Data records for software interfaces:
********************
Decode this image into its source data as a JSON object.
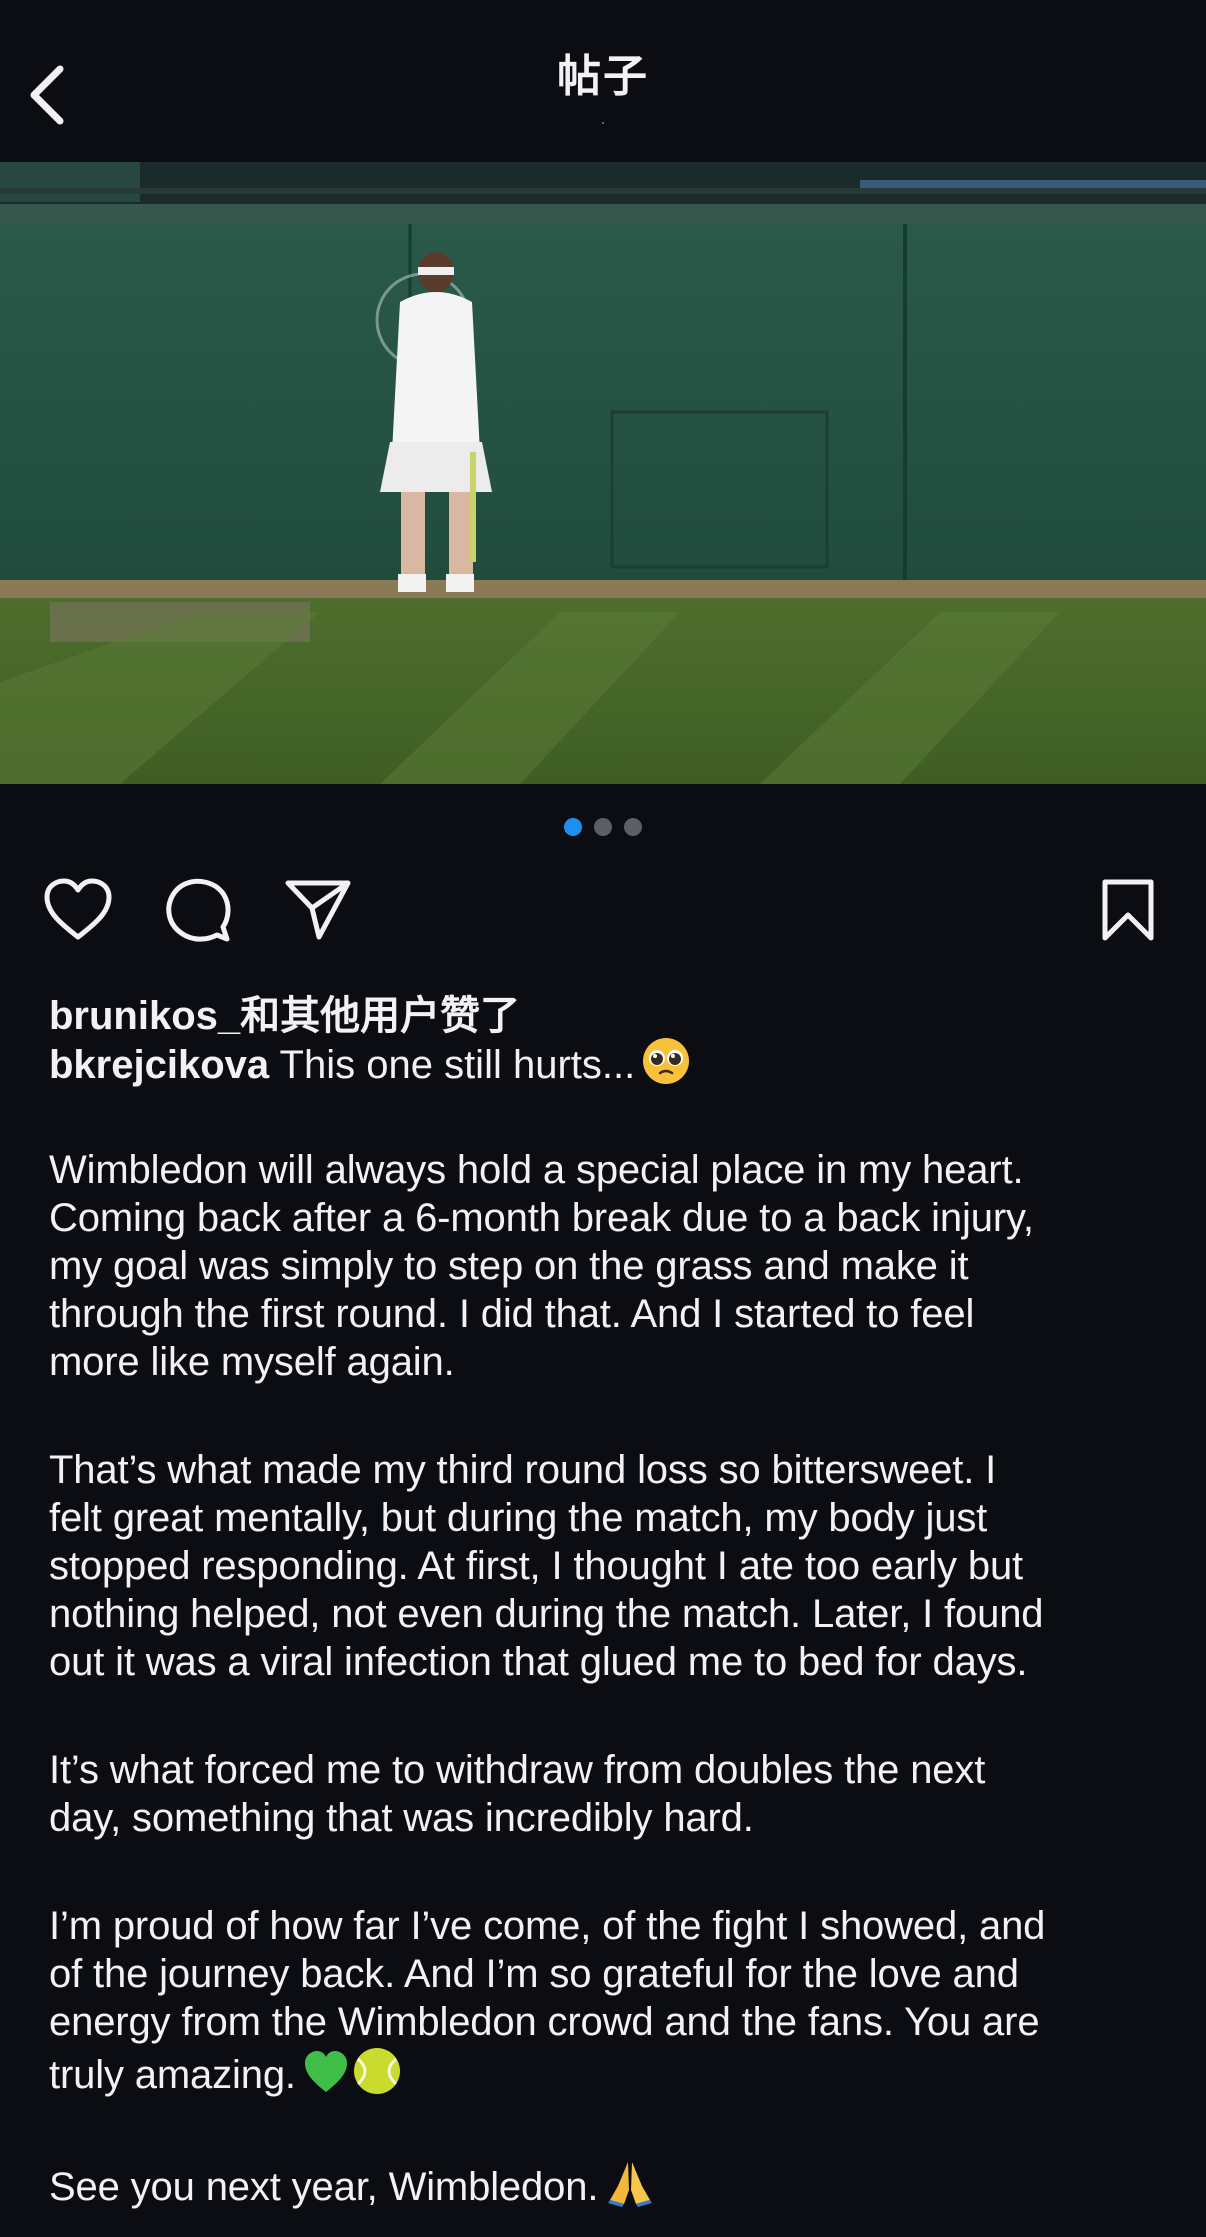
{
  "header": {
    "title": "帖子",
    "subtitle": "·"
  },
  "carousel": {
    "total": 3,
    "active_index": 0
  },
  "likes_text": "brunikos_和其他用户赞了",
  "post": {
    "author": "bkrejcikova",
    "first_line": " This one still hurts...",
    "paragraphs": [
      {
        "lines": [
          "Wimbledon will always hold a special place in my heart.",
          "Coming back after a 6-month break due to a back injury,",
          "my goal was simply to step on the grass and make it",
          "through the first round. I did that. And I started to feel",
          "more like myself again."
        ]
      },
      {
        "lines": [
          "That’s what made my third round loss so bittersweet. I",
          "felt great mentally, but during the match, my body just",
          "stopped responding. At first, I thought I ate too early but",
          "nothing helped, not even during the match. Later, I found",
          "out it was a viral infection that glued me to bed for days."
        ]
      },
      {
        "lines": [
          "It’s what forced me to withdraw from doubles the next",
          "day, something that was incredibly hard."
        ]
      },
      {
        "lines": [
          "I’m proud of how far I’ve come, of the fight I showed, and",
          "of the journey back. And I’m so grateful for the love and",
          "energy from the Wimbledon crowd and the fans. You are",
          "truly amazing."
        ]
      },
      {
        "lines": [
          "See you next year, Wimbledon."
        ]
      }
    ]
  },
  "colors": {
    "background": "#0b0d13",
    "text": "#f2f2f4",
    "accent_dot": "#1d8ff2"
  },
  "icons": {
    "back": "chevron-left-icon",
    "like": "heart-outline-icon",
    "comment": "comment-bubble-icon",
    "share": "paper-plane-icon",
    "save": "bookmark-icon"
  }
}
********************
PROBLEM TO WORK ON
Restate the data word for word without pictures.

EXERCISE RESPONSE
Decode this image into its source data as a JSON object.
{
  "header": {
    "title": "帖子",
    "subtitle": "·"
  },
  "carousel": {
    "total": 3,
    "active_index": 0
  },
  "likes_text": "brunikos_和其他用户赞了",
  "post": {
    "author": "bkrejcikova",
    "first_line": " This one still hurts...",
    "paragraphs": [
      {
        "lines": [
          "Wimbledon will always hold a special place in my heart.",
          "Coming back after a 6-month break due to a back injury,",
          "my goal was simply to step on the grass and make it",
          "through the first round. I did that. And I started to feel",
          "more like myself again."
        ]
      },
      {
        "lines": [
          "That’s what made my third round loss so bittersweet. I",
          "felt great mentally, but during the match, my body just",
          "stopped responding. At first, I thought I ate too early but",
          "nothing helped, not even during the match. Later, I found",
          "out it was a viral infection that glued me to bed for days."
        ]
      },
      {
        "lines": [
          "It’s what forced me to withdraw from doubles the next",
          "day, something that was incredibly hard."
        ]
      },
      {
        "lines": [
          "I’m proud of how far I’ve come, of the fight I showed, and",
          "of the journey back. And I’m so grateful for the love and",
          "energy from the Wimbledon crowd and the fans. You are",
          "truly amazing."
        ]
      },
      {
        "lines": [
          "See you next year, Wimbledon."
        ]
      }
    ]
  },
  "colors": {
    "background": "#0b0d13",
    "text": "#f2f2f4",
    "accent_dot": "#1d8ff2"
  },
  "icons": {
    "back": "chevron-left-icon",
    "like": "heart-outline-icon",
    "comment": "comment-bubble-icon",
    "share": "paper-plane-icon",
    "save": "bookmark-icon"
  }
}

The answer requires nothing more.